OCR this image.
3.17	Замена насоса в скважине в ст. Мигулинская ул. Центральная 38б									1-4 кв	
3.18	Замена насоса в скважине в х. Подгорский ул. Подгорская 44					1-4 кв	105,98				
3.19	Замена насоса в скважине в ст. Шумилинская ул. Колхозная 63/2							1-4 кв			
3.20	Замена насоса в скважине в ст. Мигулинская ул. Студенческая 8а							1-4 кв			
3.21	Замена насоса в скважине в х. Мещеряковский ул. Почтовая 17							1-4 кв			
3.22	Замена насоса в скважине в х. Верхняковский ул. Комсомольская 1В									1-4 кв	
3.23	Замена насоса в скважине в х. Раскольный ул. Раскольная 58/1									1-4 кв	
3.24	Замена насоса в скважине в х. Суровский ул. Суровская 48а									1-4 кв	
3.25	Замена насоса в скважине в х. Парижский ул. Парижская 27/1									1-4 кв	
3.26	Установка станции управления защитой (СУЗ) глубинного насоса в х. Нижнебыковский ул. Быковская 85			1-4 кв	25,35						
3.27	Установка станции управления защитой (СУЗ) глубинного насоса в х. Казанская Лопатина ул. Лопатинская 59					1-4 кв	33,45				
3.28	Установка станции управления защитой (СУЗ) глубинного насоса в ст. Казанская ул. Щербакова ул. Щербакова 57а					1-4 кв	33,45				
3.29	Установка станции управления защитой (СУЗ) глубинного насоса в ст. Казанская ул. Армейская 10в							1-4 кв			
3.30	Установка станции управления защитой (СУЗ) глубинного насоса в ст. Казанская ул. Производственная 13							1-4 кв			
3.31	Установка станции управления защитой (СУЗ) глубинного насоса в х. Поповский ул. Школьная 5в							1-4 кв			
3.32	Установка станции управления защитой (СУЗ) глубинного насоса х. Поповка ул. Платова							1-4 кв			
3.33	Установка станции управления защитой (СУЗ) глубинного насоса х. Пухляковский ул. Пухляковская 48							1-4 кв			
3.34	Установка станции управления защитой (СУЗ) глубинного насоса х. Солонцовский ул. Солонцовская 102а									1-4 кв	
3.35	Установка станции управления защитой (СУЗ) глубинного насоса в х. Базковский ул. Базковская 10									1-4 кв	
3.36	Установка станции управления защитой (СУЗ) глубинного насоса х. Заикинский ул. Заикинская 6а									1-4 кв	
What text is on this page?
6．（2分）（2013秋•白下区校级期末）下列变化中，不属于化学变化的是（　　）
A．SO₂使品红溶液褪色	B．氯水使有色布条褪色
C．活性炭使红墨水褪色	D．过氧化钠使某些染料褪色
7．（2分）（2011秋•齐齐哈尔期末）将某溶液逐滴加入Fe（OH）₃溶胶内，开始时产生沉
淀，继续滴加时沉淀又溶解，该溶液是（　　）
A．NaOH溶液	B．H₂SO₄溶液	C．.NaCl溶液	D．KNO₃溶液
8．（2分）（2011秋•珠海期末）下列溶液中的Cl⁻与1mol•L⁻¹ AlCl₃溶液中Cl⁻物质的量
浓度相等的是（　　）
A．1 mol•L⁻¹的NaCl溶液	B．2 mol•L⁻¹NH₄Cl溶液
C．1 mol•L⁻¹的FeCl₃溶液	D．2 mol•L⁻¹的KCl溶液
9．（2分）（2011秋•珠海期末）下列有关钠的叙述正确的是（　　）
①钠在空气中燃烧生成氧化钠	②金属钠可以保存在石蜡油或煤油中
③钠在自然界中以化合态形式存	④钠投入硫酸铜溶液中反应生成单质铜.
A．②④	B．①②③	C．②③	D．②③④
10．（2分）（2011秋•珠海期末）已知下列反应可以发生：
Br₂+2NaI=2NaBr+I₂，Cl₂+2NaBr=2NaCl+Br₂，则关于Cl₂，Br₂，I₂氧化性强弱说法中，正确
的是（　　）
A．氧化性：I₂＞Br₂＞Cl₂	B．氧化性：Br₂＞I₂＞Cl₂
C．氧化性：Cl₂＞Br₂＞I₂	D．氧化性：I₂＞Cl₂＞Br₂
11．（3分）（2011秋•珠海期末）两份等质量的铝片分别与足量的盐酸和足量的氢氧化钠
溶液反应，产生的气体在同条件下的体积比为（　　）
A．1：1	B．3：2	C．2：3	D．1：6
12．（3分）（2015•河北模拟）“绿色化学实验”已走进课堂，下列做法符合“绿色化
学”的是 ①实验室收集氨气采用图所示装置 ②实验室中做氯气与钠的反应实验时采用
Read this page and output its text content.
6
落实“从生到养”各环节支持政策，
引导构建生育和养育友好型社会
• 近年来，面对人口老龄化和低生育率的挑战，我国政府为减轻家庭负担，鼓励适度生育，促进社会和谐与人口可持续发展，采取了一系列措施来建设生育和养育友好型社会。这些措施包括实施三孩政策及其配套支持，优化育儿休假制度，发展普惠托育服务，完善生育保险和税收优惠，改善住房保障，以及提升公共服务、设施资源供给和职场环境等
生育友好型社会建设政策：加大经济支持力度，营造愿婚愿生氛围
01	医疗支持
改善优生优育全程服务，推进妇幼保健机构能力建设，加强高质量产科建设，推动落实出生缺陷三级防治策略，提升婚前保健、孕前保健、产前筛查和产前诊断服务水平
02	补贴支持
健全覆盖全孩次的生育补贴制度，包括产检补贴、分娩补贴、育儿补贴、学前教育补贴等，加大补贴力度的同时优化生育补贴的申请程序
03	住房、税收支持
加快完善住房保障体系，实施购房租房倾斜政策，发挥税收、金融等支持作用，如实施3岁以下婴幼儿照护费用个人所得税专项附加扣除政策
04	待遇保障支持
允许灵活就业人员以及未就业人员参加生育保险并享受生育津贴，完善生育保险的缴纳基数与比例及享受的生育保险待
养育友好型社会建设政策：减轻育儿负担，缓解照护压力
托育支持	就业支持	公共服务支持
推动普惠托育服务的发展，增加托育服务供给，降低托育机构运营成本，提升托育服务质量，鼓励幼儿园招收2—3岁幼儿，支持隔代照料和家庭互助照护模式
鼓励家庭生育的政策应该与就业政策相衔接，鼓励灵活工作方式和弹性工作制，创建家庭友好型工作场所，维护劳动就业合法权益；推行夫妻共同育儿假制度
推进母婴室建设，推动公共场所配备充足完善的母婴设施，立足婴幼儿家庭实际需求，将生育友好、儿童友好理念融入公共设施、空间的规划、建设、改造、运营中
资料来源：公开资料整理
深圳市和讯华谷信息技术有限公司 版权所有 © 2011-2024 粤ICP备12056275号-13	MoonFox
^^^^^^^^^^^^^^^^
§ What the task asks
Give a word-for-word copy of the records.

§ Written solution
OCR this image.
3.17	Замена насоса в скважине в ст. Мигулинская ул. Центральная 38б									1-4 кв	
3.18	Замена насоса в скважине в х. Подгорский ул. Подгорская 44					1-4 кв	105,98				
3.19	Замена насоса в скважине в ст. Шумилинская ул. Колхозная 63/2							1-4 кв			
3.20	Замена насоса в скважине в ст. Мигулинская ул. Студенческая 8а							1-4 кв			
3.21	Замена насоса в скважине в х. Мещеряковский ул. Почтовая 17							1-4 кв			
3.22	Замена насоса в скважине в х. Верхняковский ул. Комсомольская 1В									1-4 кв	
3.23	Замена насоса в скважине в х. Раскольный ул. Раскольная 58/1									1-4 кв	
3.24	Замена насоса в скважине в х. Суровский ул. Суровская 48а									1-4 кв	
3.25	Замена насоса в скважине в х. Парижский ул. Парижская 27/1									1-4 кв	
3.26	Установка станции управления защитой (СУЗ) глубинного насоса в х. Нижнебыковский ул. Быковская 85			1-4 кв	25,35						
3.27	Установка станции управления защитой (СУЗ) глубинного насоса в х. Казанская Лопатина ул. Лопатинская 59					1-4 кв	33,45				
3.28	Установка станции управления защитой (СУЗ) глубинного насоса в ст. Казанская ул. Щербакова ул. Щербакова 57а					1-4 кв	33,45				
3.29	Установка станции управления защитой (СУЗ) глубинного насоса в ст. Казанская ул. Армейская 10в							1-4 кв			
3.30	Установка станции управления защитой (СУЗ) глубинного насоса в ст. Казанская ул. Производственная 13							1-4 кв			
3.31	Установка станции управления защитой (СУЗ) глубинного насоса в х. Поповский ул. Школьная 5в							1-4 кв			
3.32	Установка станции управления защитой (СУЗ) глубинного насоса х. Поповка ул. Платова							1-4 кв			
3.33	Установка станции управления защитой (СУЗ) глубинного насоса х. Пухляковский ул. Пухляковская 48							1-4 кв			
3.34	Установка станции управления защитой (СУЗ) глубинного насоса х. Солонцовский ул. Солонцовская 102а									1-4 кв	
3.35	Установка станции управления защитой (СУЗ) глубинного насоса в х. Базковский ул. Базковская 10									1-4 кв	
3.36	Установка станции управления защитой (СУЗ) глубинного насоса х. Заикинский ул. Заикинская 6а									1-4 кв	
What text is on this page?
6．（2分）（2013秋•白下区校级期末）下列变化中，不属于化学变化的是（　　）
A．SO₂使品红溶液褪色	B．氯水使有色布条褪色
C．活性炭使红墨水褪色	D．过氧化钠使某些染料褪色
7．（2分）（2011秋•齐齐哈尔期末）将某溶液逐滴加入Fe（OH）₃溶胶内，开始时产生沉
淀，继续滴加时沉淀又溶解，该溶液是（　　）
A．NaOH溶液	B．H₂SO₄溶液	C．.NaCl溶液	D．KNO₃溶液
8．（2分）（2011秋•珠海期末）下列溶液中的Cl⁻与1mol•L⁻¹ AlCl₃溶液中Cl⁻物质的量
浓度相等的是（　　）
A．1 mol•L⁻¹的NaCl溶液	B．2 mol•L⁻¹NH₄Cl溶液
C．1 mol•L⁻¹的FeCl₃溶液	D．2 mol•L⁻¹的KCl溶液
9．（2分）（2011秋•珠海期末）下列有关钠的叙述正确的是（　　）
①钠在空气中燃烧生成氧化钠	②金属钠可以保存在石蜡油或煤油中
③钠在自然界中以化合态形式存	④钠投入硫酸铜溶液中反应生成单质铜.
A．②④	B．①②③	C．②③	D．②③④
10．（2分）（2011秋•珠海期末）已知下列反应可以发生：
Br₂+2NaI=2NaBr+I₂，Cl₂+2NaBr=2NaCl+Br₂，则关于Cl₂，Br₂，I₂氧化性强弱说法中，正确
的是（　　）
A．氧化性：I₂＞Br₂＞Cl₂	B．氧化性：Br₂＞I₂＞Cl₂
C．氧化性：Cl₂＞Br₂＞I₂	D．氧化性：I₂＞Cl₂＞Br₂
11．（3分）（2011秋•珠海期末）两份等质量的铝片分别与足量的盐酸和足量的氢氧化钠
溶液反应，产生的气体在同条件下的体积比为（　　）
A．1：1	B．3：2	C．2：3	D．1：6
12．（3分）（2015•河北模拟）“绿色化学实验”已走进课堂，下列做法符合“绿色化
学”的是 ①实验室收集氨气采用图所示装置 ②实验室中做氯气与钠的反应实验时采用
Read this page and output its text content.
6
落实“从生到养”各环节支持政策，
引导构建生育和养育友好型社会
• 近年来，面对人口老龄化和低生育率的挑战，我国政府为减轻家庭负担，鼓励适度生育，促进社会和谐与人口可持续发展，采取了一系列措施来建设生育和养育友好型社会。这些措施包括实施三孩政策及其配套支持，优化育儿休假制度，发展普惠托育服务，完善生育保险和税收优惠，改善住房保障，以及提升公共服务、设施资源供给和职场环境等
生育友好型社会建设政策：加大经济支持力度，营造愿婚愿生氛围
01	医疗支持
改善优生优育全程服务，推进妇幼保健机构能力建设，加强高质量产科建设，推动落实出生缺陷三级防治策略，提升婚前保健、孕前保健、产前筛查和产前诊断服务水平
02	补贴支持
健全覆盖全孩次的生育补贴制度，包括产检补贴、分娩补贴、育儿补贴、学前教育补贴等，加大补贴力度的同时优化生育补贴的申请程序
03	住房、税收支持
加快完善住房保障体系，实施购房租房倾斜政策，发挥税收、金融等支持作用，如实施3岁以下婴幼儿照护费用个人所得税专项附加扣除政策
04	待遇保障支持
允许灵活就业人员以及未就业人员参加生育保险并享受生育津贴，完善生育保险的缴纳基数与比例及享受的生育保险待
养育友好型社会建设政策：减轻育儿负担，缓解照护压力
托育支持	就业支持	公共服务支持
推动普惠托育服务的发展，增加托育服务供给，降低托育机构运营成本，提升托育服务质量，鼓励幼儿园招收2—3岁幼儿，支持隔代照料和家庭互助照护模式
鼓励家庭生育的政策应该与就业政策相衔接，鼓励灵活工作方式和弹性工作制，创建家庭友好型工作场所，维护劳动就业合法权益；推行夫妻共同育儿假制度
推进母婴室建设，推动公共场所配备充足完善的母婴设施，立足婴幼儿家庭实际需求，将生育友好、儿童友好理念融入公共设施、空间的规划、建设、改造、运营中
资料来源：公开资料整理
深圳市和讯华谷信息技术有限公司 版权所有 © 2011-2024 粤ICP备12056275号-13	MoonFox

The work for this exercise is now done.